PROBLEM DETAILS: Transcribe the essay on morality in Islam word for word between "The first and" and "of human society.", inclusive.

Islam Abhors Immorality

Dr. Syed Hasanuddin Ahmad

 

 

     What is Morality? Webster defines morality as conformity to the rules and principles of right conduct. Every society preaches and practices some form of morality, based on its own cultural, religious, or civic laws. Islam preaches and practices those norms which strengthen bond of brotherhood among its peoples. Islam, being a complete code of life, emphasizes the enforcement of morality to its highest degree. It also warns its followers of severe consequences in this life and Hereafter on non-conforming to its rules and principles of right conduct, based on the commands of their Creator and his Messenger (S). One should clearly understand that the Islamic laws safeguard personal dignity and honor of each believer. Immorality destroys their dignity and honor. 

     The first and the foremost immoral deed in Islam is to associate something with our Lord- Allah. After believing in Oneness of God, and submitting ourselves to Him, we must avoid immoral deeds from our daily life. What are then those immoral deeds? To answer this question, we intend here to discuss some immoral deeds, defined by Allah in his last revealed Book- the Qur’an and the Sunnah of his last Prophet Muhammad (S), that tear apart the social fabric of human society.

DATA RECORDS:
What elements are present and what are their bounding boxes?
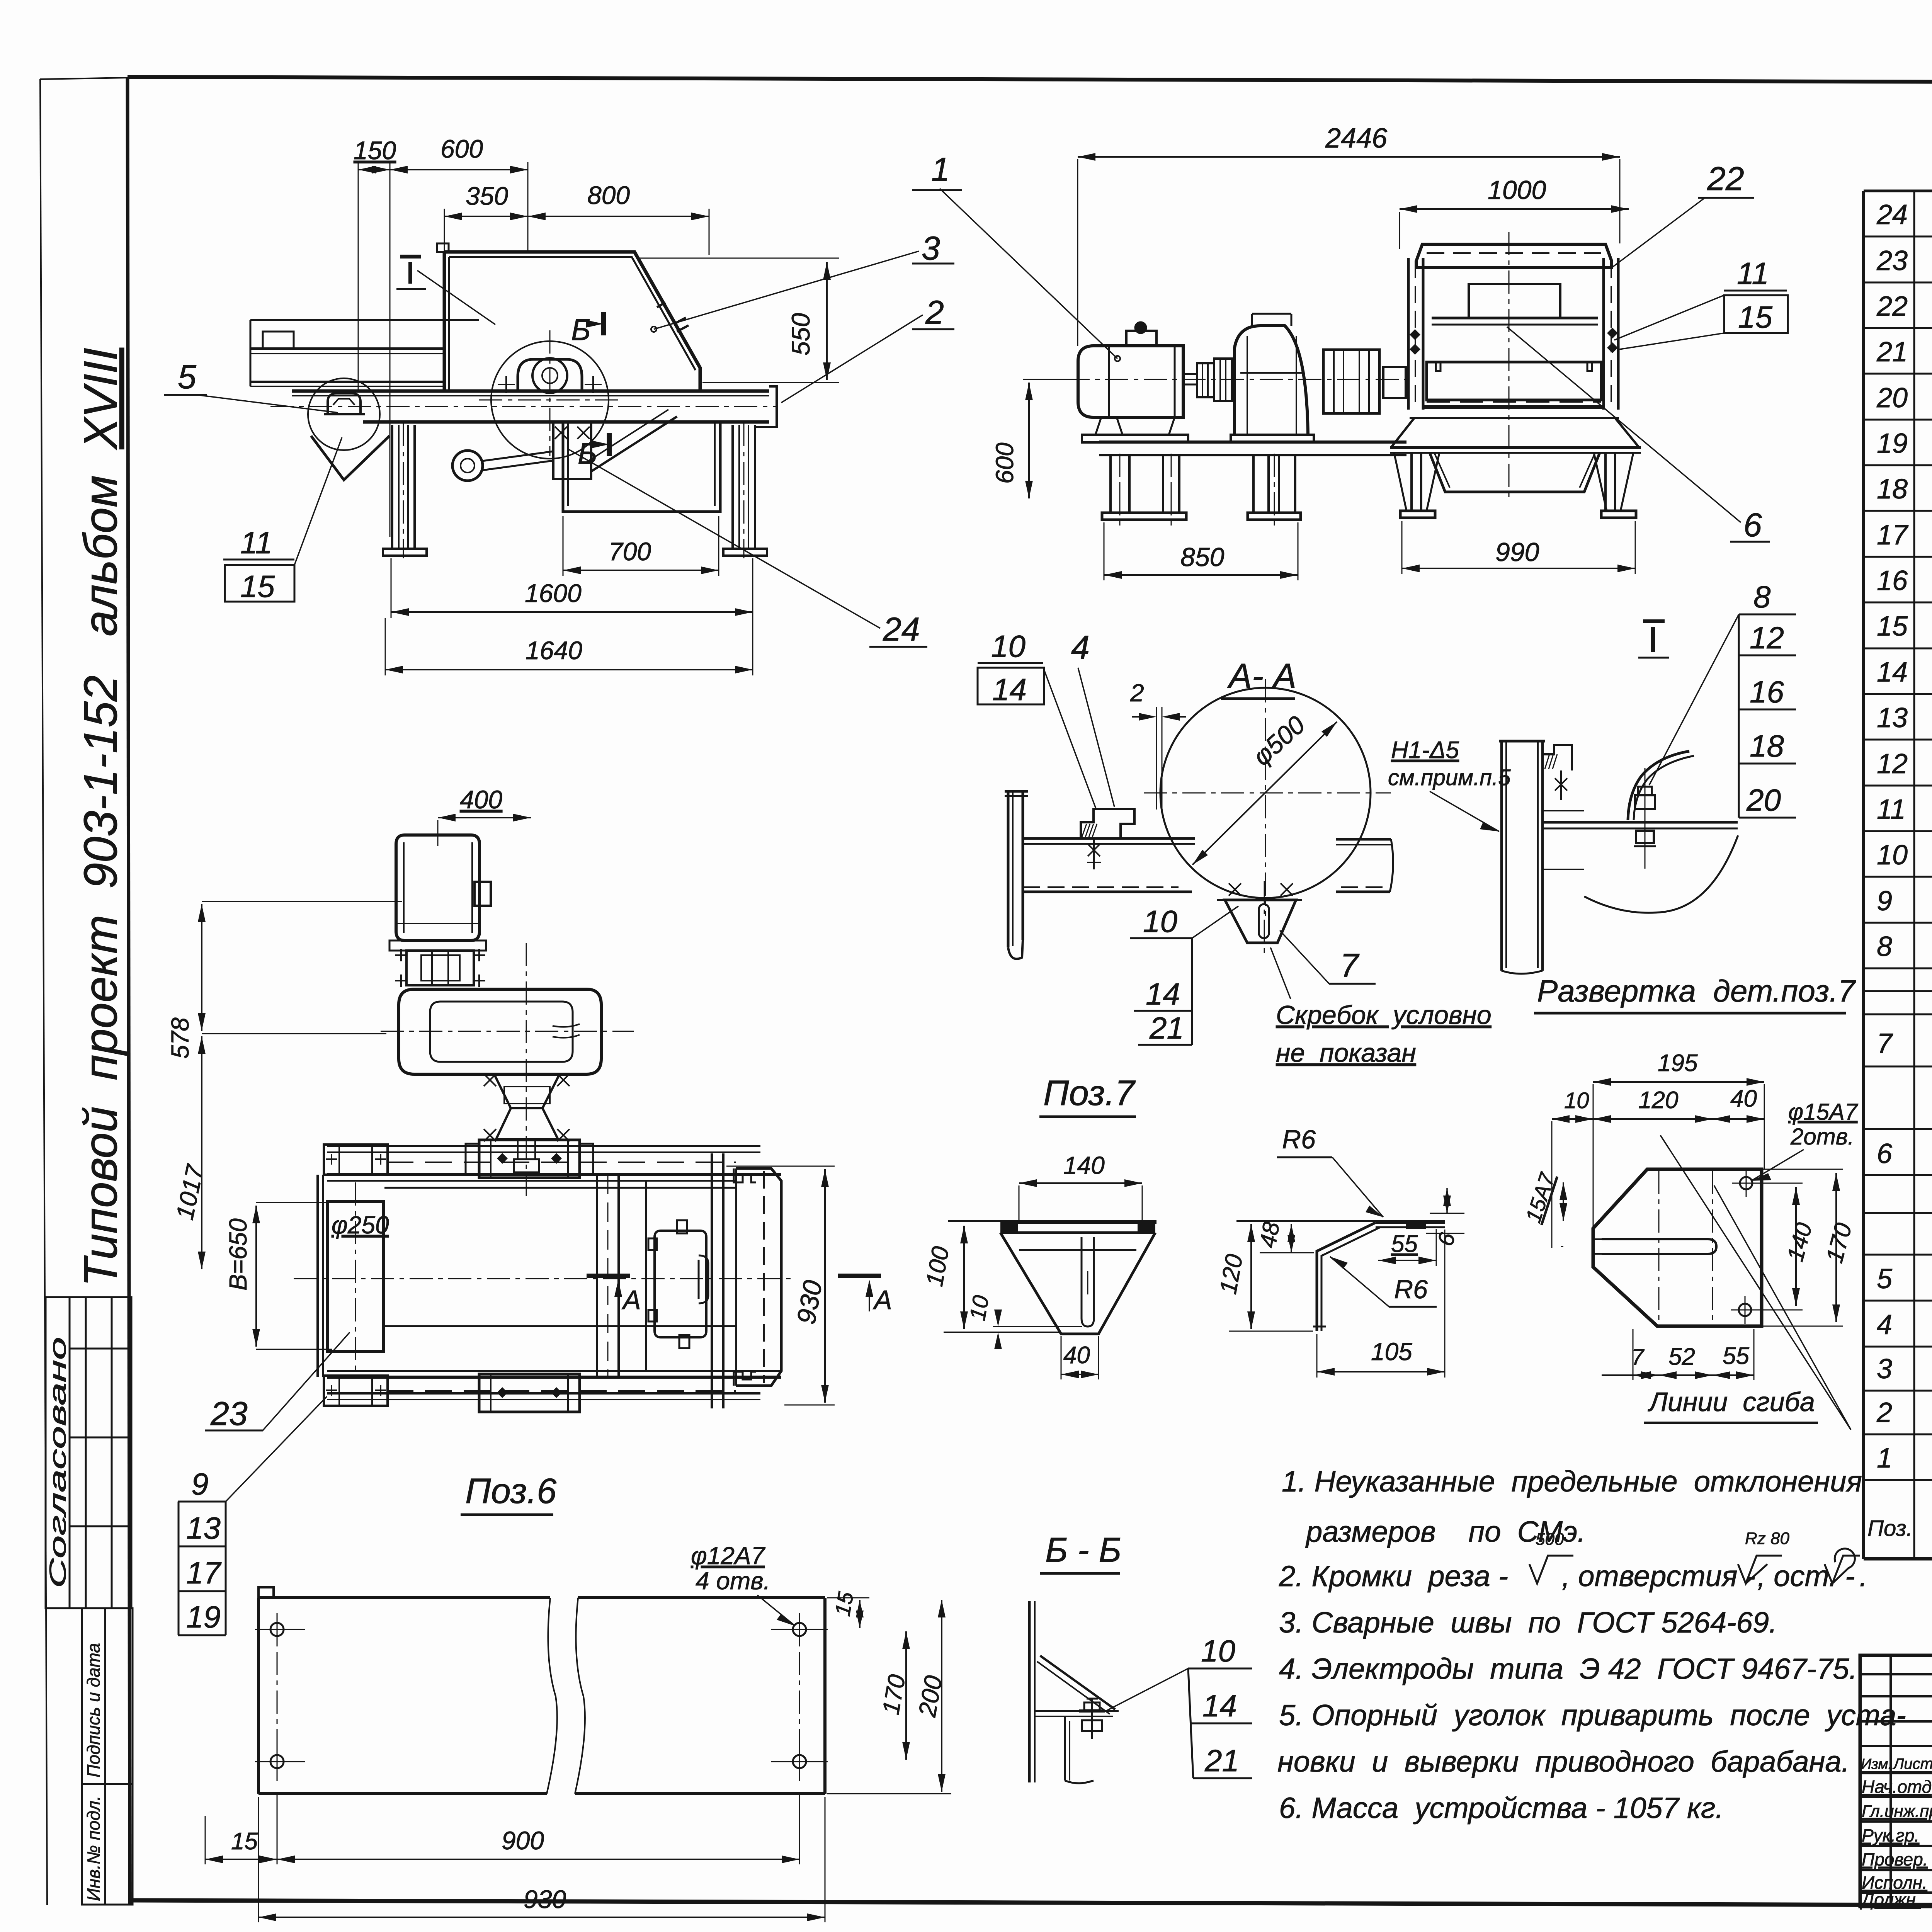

---

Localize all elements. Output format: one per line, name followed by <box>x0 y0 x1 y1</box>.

EXERCISE SOLUTION:
The first and the foremost immoral deed in Islam is to associate something with our Lord- Allah. After believing in Oneness of God, and submitting ourselves to Him, we must avoid immoral deeds from our daily life. What are then those immoral deeds? To answer this question, we intend here to discuss some immoral deeds, defined by Allah in his last revealed Book- the Qur’an and the Sunnah of his last Prophet Muhammad (S), that tear apart the social fabric of human society.